▸ **RECORDS TO USE**

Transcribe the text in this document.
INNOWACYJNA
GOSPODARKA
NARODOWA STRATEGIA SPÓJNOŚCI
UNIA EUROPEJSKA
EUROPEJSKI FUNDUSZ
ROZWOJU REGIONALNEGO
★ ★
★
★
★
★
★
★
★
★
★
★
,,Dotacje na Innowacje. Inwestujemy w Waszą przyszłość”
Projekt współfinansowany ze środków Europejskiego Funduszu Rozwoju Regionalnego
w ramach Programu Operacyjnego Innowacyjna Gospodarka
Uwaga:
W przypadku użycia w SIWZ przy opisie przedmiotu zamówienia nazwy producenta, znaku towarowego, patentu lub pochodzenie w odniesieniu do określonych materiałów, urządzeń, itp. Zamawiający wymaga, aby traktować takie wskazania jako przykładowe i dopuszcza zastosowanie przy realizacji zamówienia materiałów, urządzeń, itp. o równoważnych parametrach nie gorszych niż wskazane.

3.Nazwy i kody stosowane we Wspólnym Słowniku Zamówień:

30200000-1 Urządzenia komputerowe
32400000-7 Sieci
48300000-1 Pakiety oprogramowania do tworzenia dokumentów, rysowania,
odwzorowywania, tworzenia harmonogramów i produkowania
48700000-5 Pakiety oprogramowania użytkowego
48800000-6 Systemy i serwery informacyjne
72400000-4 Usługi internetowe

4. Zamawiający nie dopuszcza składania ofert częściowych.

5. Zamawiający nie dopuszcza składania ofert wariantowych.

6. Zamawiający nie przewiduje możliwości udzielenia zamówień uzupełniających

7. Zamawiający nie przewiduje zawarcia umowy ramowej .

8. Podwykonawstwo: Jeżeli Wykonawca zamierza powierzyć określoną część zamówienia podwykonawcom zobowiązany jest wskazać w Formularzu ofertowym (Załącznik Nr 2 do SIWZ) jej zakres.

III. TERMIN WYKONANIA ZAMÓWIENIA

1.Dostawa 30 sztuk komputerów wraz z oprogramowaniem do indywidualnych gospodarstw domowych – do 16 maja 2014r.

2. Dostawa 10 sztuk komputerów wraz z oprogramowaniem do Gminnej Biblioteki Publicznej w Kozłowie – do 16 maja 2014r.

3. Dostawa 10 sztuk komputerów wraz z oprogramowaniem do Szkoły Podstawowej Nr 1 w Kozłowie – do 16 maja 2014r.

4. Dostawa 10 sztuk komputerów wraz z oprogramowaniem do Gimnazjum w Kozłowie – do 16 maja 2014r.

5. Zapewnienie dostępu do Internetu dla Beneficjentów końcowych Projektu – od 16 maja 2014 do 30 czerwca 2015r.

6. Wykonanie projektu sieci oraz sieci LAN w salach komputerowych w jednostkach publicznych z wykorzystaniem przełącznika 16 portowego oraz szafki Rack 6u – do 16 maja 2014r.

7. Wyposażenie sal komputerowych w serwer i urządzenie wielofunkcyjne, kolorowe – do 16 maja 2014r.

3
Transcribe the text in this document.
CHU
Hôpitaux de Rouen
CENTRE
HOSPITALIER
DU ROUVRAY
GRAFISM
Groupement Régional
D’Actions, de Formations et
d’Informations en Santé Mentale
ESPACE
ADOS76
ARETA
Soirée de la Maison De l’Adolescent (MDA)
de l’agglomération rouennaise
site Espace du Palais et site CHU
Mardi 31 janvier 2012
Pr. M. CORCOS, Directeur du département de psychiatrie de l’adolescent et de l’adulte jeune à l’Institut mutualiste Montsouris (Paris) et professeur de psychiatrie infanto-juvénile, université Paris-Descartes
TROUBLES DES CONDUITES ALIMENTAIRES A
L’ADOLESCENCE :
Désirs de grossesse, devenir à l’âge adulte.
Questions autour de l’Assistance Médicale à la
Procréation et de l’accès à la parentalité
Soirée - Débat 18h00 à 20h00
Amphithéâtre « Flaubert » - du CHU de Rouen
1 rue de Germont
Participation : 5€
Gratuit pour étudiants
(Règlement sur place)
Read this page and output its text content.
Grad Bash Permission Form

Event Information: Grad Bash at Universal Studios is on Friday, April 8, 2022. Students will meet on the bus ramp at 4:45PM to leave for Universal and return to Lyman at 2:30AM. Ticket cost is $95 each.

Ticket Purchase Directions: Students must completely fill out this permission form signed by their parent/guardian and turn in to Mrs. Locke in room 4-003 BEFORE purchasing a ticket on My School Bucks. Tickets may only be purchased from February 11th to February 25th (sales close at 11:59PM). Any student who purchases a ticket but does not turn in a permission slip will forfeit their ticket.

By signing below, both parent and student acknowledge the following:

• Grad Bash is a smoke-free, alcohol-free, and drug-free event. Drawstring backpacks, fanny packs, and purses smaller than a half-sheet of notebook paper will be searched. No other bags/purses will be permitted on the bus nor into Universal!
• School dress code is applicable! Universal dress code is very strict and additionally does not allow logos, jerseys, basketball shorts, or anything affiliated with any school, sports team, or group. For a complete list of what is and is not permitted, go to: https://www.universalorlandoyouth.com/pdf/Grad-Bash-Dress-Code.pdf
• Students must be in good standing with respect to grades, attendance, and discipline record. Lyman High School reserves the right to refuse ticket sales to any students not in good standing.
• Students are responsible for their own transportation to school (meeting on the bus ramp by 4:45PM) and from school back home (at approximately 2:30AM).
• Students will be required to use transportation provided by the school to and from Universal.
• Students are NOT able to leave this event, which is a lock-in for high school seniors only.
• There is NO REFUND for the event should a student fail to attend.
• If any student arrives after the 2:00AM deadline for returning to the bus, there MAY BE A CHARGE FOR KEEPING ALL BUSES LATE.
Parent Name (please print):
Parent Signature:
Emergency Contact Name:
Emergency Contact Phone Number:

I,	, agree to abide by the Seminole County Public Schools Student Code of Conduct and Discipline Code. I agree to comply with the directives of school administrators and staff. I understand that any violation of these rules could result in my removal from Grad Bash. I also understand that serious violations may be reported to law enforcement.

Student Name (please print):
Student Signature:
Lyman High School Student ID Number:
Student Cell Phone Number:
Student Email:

▸ **TASK OBJECTIVE**
Point out every line holding the string "permitted" and copy it.

▸ **REPLY**
• Grad Bash is a smoke-free, alcohol-free, and drug-free event. Drawstring backpacks, fanny packs, and purses smaller than a half-sheet of notebook paper will be searched. No other bags/purses will be permitted on the bus nor into Universal!
• School dress code is applicable! Universal dress code is very strict and additionally does not allow logos, jerseys, basketball shorts, or anything affiliated with any school, sports team, or group. For a complete list of what is and is not permitted, go to: https://www.universalorlandoyouth.com/pdf/Grad-Bash-Dress-Code.pdf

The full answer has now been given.